╭──

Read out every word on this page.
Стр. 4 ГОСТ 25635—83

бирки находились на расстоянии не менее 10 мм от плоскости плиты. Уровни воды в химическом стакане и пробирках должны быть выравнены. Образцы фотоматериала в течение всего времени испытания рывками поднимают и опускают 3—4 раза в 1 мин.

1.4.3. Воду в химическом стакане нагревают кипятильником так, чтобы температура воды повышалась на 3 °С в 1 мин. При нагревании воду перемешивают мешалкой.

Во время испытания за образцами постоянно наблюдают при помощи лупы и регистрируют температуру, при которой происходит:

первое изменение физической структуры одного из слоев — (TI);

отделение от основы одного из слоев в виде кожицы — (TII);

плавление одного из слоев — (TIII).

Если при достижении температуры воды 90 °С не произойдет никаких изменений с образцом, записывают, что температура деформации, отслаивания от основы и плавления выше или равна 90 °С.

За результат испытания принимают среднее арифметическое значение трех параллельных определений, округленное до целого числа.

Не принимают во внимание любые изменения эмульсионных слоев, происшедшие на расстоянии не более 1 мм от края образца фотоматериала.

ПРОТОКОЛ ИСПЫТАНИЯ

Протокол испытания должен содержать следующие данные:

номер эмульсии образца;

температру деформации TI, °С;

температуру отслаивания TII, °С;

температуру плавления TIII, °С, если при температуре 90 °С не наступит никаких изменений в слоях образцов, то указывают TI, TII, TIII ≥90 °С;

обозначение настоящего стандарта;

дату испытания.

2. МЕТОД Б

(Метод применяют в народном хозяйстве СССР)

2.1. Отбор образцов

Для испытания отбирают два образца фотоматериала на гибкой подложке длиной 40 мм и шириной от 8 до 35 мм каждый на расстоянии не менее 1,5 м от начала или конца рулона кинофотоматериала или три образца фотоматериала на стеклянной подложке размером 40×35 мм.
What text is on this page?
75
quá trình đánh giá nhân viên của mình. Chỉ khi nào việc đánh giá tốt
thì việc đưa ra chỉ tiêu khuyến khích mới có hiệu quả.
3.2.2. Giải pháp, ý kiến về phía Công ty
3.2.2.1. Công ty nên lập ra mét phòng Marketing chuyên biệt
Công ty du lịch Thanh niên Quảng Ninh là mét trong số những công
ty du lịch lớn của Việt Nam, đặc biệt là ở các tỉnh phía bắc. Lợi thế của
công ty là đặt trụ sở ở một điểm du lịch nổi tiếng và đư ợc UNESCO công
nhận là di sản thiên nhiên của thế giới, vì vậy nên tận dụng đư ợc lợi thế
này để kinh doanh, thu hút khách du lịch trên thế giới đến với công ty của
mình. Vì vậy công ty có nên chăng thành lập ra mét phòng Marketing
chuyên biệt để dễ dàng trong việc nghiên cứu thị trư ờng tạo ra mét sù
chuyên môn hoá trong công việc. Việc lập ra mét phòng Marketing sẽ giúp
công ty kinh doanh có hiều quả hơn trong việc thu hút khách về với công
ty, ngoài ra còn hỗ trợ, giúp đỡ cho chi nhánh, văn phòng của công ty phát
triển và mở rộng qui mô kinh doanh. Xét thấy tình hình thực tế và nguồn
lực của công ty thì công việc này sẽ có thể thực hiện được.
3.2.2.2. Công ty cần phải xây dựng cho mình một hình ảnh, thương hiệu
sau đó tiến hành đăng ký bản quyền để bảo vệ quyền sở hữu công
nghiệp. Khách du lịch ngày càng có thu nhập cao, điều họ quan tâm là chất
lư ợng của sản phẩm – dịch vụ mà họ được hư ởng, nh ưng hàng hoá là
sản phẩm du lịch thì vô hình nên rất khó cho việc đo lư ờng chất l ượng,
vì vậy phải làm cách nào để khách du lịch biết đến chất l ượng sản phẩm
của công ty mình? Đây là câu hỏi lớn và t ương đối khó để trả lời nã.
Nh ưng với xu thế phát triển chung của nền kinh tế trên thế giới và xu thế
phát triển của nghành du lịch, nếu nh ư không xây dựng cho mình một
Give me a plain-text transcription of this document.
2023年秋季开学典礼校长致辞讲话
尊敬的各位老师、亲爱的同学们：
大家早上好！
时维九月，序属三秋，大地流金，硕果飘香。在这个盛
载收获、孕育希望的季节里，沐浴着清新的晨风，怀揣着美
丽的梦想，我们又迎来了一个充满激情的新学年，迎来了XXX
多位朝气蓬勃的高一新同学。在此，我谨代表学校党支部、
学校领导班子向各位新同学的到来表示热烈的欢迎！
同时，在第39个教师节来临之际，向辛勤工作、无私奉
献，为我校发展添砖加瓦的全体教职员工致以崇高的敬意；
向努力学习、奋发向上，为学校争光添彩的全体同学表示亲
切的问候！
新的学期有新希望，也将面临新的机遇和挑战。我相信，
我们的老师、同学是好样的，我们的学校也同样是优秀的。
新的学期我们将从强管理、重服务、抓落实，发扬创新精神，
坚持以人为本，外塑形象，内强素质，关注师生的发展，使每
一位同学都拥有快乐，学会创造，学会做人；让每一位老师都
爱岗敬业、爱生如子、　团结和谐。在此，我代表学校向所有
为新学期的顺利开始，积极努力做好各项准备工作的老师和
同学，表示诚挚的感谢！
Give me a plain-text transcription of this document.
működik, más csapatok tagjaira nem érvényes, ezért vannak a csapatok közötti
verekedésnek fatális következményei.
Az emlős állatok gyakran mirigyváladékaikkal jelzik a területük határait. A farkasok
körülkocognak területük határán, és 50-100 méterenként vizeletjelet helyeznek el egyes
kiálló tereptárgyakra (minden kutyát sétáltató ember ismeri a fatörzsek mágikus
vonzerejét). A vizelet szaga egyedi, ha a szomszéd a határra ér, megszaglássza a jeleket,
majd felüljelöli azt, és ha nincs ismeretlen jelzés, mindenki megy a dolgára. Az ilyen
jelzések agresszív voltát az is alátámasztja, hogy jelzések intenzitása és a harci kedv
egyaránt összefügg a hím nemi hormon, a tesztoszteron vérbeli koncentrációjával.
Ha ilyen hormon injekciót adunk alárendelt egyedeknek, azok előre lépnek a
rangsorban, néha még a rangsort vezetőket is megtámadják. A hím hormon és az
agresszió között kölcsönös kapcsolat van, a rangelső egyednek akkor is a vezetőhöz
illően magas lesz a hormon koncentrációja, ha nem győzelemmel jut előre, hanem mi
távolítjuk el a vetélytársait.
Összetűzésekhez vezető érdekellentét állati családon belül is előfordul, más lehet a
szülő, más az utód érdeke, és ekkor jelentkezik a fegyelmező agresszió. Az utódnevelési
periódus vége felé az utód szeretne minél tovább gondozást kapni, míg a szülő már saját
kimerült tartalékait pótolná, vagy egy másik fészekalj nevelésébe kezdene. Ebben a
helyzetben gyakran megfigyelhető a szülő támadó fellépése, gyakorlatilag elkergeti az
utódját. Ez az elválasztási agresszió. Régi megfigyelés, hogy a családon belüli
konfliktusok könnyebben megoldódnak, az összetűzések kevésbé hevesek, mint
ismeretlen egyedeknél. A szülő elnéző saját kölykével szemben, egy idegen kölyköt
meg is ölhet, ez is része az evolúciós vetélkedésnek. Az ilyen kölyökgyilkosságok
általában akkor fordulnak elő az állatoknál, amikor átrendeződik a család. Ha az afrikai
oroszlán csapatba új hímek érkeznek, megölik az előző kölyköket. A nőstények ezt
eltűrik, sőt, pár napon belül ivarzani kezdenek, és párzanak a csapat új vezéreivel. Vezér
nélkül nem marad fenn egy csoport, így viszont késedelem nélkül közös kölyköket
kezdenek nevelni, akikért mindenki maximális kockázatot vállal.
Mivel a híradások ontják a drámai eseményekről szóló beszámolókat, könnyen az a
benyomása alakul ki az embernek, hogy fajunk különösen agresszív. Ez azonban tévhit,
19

╰──

DESCRIPTION OF THE TASK: Above are the records; retype them all without a single difference.

EXPECTED OUTPUT:
Read out every word on this page.
Стр. 4 ГОСТ 25635—83

бирки находились на расстоянии не менее 10 мм от плоскости плиты. Уровни воды в химическом стакане и пробирках должны быть выравнены. Образцы фотоматериала в течение всего времени испытания рывками поднимают и опускают 3—4 раза в 1 мин.

1.4.3. Воду в химическом стакане нагревают кипятильником так, чтобы температура воды повышалась на 3 °С в 1 мин. При нагревании воду перемешивают мешалкой.

Во время испытания за образцами постоянно наблюдают при помощи лупы и регистрируют температуру, при которой происходит:

первое изменение физической структуры одного из слоев — (TI);

отделение от основы одного из слоев в виде кожицы — (TII);

плавление одного из слоев — (TIII).

Если при достижении температуры воды 90 °С не произойдет никаких изменений с образцом, записывают, что температура деформации, отслаивания от основы и плавления выше или равна 90 °С.

За результат испытания принимают среднее арифметическое значение трех параллельных определений, округленное до целого числа.

Не принимают во внимание любые изменения эмульсионных слоев, происшедшие на расстоянии не более 1 мм от края образца фотоматериала.

ПРОТОКОЛ ИСПЫТАНИЯ

Протокол испытания должен содержать следующие данные:

номер эмульсии образца;

температру деформации TI, °С;

температуру отслаивания TII, °С;

температуру плавления TIII, °С, если при температуре 90 °С не наступит никаких изменений в слоях образцов, то указывают TI, TII, TIII ≥90 °С;

обозначение настоящего стандарта;

дату испытания.

2. МЕТОД Б

(Метод применяют в народном хозяйстве СССР)

2.1. Отбор образцов

Для испытания отбирают два образца фотоматериала на гибкой подложке длиной 40 мм и шириной от 8 до 35 мм каждый на расстоянии не менее 1,5 м от начала или конца рулона кинофотоматериала или три образца фотоматериала на стеклянной подложке размером 40×35 мм.
What text is on this page?
75
quá trình đánh giá nhân viên của mình. Chỉ khi nào việc đánh giá tốt
thì việc đưa ra chỉ tiêu khuyến khích mới có hiệu quả.
3.2.2. Giải pháp, ý kiến về phía Công ty
3.2.2.1. Công ty nên lập ra mét phòng Marketing chuyên biệt
Công ty du lịch Thanh niên Quảng Ninh là mét trong số những công
ty du lịch lớn của Việt Nam, đặc biệt là ở các tỉnh phía bắc. Lợi thế của
công ty là đặt trụ sở ở một điểm du lịch nổi tiếng và đư ợc UNESCO công
nhận là di sản thiên nhiên của thế giới, vì vậy nên tận dụng đư ợc lợi thế
này để kinh doanh, thu hút khách du lịch trên thế giới đến với công ty của
mình. Vì vậy công ty có nên chăng thành lập ra mét phòng Marketing
chuyên biệt để dễ dàng trong việc nghiên cứu thị trư ờng tạo ra mét sù
chuyên môn hoá trong công việc. Việc lập ra mét phòng Marketing sẽ giúp
công ty kinh doanh có hiều quả hơn trong việc thu hút khách về với công
ty, ngoài ra còn hỗ trợ, giúp đỡ cho chi nhánh, văn phòng của công ty phát
triển và mở rộng qui mô kinh doanh. Xét thấy tình hình thực tế và nguồn
lực của công ty thì công việc này sẽ có thể thực hiện được.
3.2.2.2. Công ty cần phải xây dựng cho mình một hình ảnh, thương hiệu
sau đó tiến hành đăng ký bản quyền để bảo vệ quyền sở hữu công
nghiệp. Khách du lịch ngày càng có thu nhập cao, điều họ quan tâm là chất
lư ợng của sản phẩm – dịch vụ mà họ được hư ởng, nh ưng hàng hoá là
sản phẩm du lịch thì vô hình nên rất khó cho việc đo lư ờng chất l ượng,
vì vậy phải làm cách nào để khách du lịch biết đến chất l ượng sản phẩm
của công ty mình? Đây là câu hỏi lớn và t ương đối khó để trả lời nã.
Nh ưng với xu thế phát triển chung của nền kinh tế trên thế giới và xu thế
phát triển của nghành du lịch, nếu nh ư không xây dựng cho mình một
Give me a plain-text transcription of this document.
2023年秋季开学典礼校长致辞讲话
尊敬的各位老师、亲爱的同学们：
大家早上好！
时维九月，序属三秋，大地流金，硕果飘香。在这个盛
载收获、孕育希望的季节里，沐浴着清新的晨风，怀揣着美
丽的梦想，我们又迎来了一个充满激情的新学年，迎来了XXX
多位朝气蓬勃的高一新同学。在此，我谨代表学校党支部、
学校领导班子向各位新同学的到来表示热烈的欢迎！
同时，在第39个教师节来临之际，向辛勤工作、无私奉
献，为我校发展添砖加瓦的全体教职员工致以崇高的敬意；
向努力学习、奋发向上，为学校争光添彩的全体同学表示亲
切的问候！
新的学期有新希望，也将面临新的机遇和挑战。我相信，
我们的老师、同学是好样的，我们的学校也同样是优秀的。
新的学期我们将从强管理、重服务、抓落实，发扬创新精神，
坚持以人为本，外塑形象，内强素质，关注师生的发展，使每
一位同学都拥有快乐，学会创造，学会做人；让每一位老师都
爱岗敬业、爱生如子、　团结和谐。在此，我代表学校向所有
为新学期的顺利开始，积极努力做好各项准备工作的老师和
同学，表示诚挚的感谢！
Give me a plain-text transcription of this document.
működik, más csapatok tagjaira nem érvényes, ezért vannak a csapatok közötti
verekedésnek fatális következményei.
Az emlős állatok gyakran mirigyváladékaikkal jelzik a területük határait. A farkasok
körülkocognak területük határán, és 50-100 méterenként vizeletjelet helyeznek el egyes
kiálló tereptárgyakra (minden kutyát sétáltató ember ismeri a fatörzsek mágikus
vonzerejét). A vizelet szaga egyedi, ha a szomszéd a határra ér, megszaglássza a jeleket,
majd felüljelöli azt, és ha nincs ismeretlen jelzés, mindenki megy a dolgára. Az ilyen
jelzések agresszív voltát az is alátámasztja, hogy jelzések intenzitása és a harci kedv
egyaránt összefügg a hím nemi hormon, a tesztoszteron vérbeli koncentrációjával.
Ha ilyen hormon injekciót adunk alárendelt egyedeknek, azok előre lépnek a
rangsorban, néha még a rangsort vezetőket is megtámadják. A hím hormon és az
agresszió között kölcsönös kapcsolat van, a rangelső egyednek akkor is a vezetőhöz
illően magas lesz a hormon koncentrációja, ha nem győzelemmel jut előre, hanem mi
távolítjuk el a vetélytársait.
Összetűzésekhez vezető érdekellentét állati családon belül is előfordul, más lehet a
szülő, más az utód érdeke, és ekkor jelentkezik a fegyelmező agresszió. Az utódnevelési
periódus vége felé az utód szeretne minél tovább gondozást kapni, míg a szülő már saját
kimerült tartalékait pótolná, vagy egy másik fészekalj nevelésébe kezdene. Ebben a
helyzetben gyakran megfigyelhető a szülő támadó fellépése, gyakorlatilag elkergeti az
utódját. Ez az elválasztási agresszió. Régi megfigyelés, hogy a családon belüli
konfliktusok könnyebben megoldódnak, az összetűzések kevésbé hevesek, mint
ismeretlen egyedeknél. A szülő elnéző saját kölykével szemben, egy idegen kölyköt
meg is ölhet, ez is része az evolúciós vetélkedésnek. Az ilyen kölyökgyilkosságok
általában akkor fordulnak elő az állatoknál, amikor átrendeződik a család. Ha az afrikai
oroszlán csapatba új hímek érkeznek, megölik az előző kölyköket. A nőstények ezt
eltűrik, sőt, pár napon belül ivarzani kezdenek, és párzanak a csapat új vezéreivel. Vezér
nélkül nem marad fenn egy csoport, így viszont késedelem nélkül közös kölyköket
kezdenek nevelni, akikért mindenki maximális kockázatot vállal.
Mivel a híradások ontják a drámai eseményekről szóló beszámolókat, könnyen az a
benyomása alakul ki az embernek, hogy fajunk különösen agresszív. Ez azonban tévhit,
19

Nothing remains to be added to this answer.